(Data excerpts)

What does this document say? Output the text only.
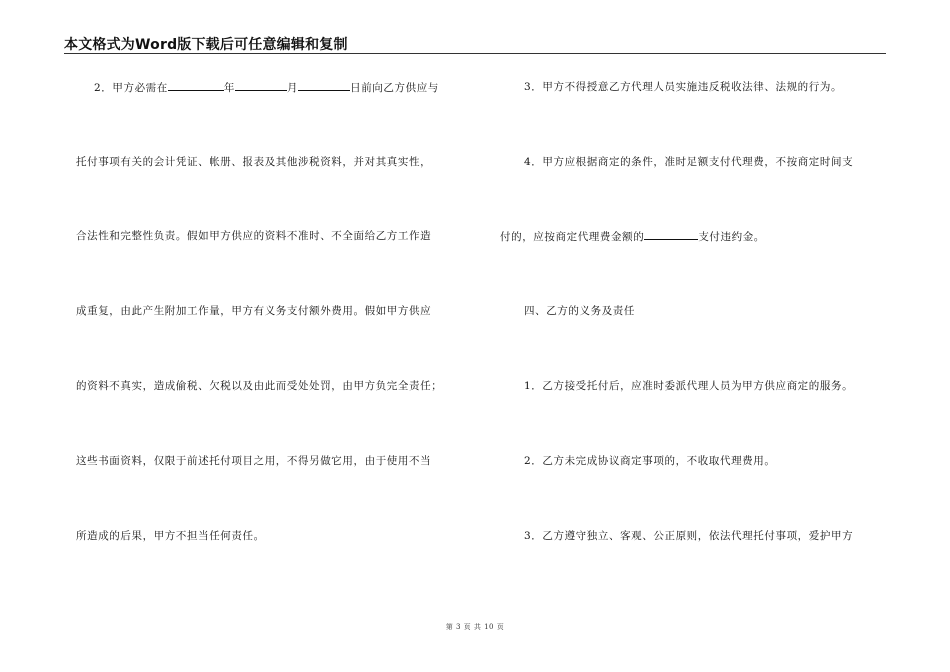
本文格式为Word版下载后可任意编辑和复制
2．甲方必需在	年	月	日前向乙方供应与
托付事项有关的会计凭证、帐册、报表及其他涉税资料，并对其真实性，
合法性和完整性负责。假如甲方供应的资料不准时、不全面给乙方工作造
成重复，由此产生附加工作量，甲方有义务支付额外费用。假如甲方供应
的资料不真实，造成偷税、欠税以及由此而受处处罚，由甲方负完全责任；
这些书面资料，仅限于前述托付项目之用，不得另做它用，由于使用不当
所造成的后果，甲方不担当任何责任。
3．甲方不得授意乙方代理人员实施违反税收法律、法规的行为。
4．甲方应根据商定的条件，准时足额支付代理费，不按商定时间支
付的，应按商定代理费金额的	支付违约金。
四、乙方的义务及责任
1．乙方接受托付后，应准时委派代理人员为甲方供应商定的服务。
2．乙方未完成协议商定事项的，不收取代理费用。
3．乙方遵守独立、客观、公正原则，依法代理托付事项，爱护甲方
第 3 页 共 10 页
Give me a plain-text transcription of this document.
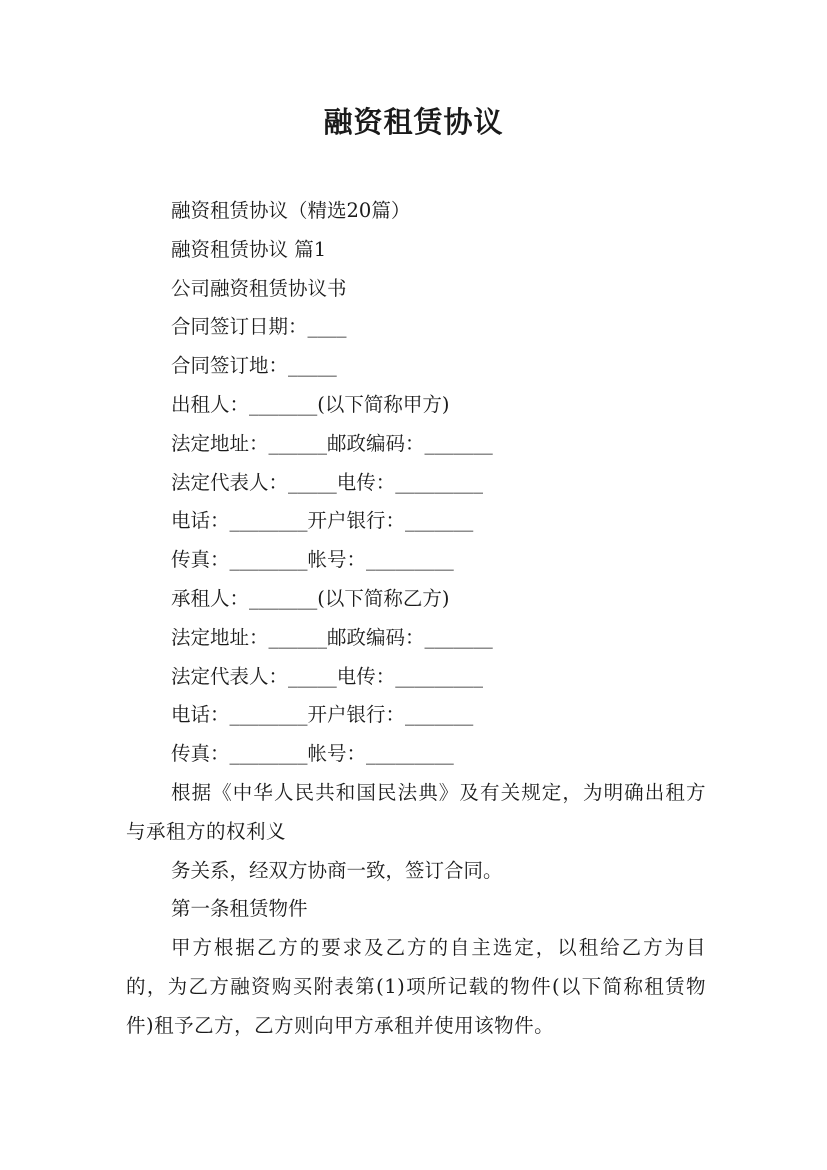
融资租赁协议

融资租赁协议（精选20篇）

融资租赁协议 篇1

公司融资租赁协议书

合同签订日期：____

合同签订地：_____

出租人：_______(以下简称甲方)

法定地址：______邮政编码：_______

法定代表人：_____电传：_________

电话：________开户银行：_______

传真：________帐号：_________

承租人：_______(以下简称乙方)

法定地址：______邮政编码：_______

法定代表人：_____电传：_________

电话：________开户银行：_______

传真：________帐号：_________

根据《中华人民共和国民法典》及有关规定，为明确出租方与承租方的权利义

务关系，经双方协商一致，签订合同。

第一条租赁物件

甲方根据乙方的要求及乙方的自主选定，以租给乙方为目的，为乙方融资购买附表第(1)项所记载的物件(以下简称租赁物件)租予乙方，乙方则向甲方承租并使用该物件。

▶ What the exercise asks
Filter the entries down to the lines containing "document". Copy each of those lines.

▶ Full response
What does this document say? Output the text only.
Give me a plain-text transcription of this document.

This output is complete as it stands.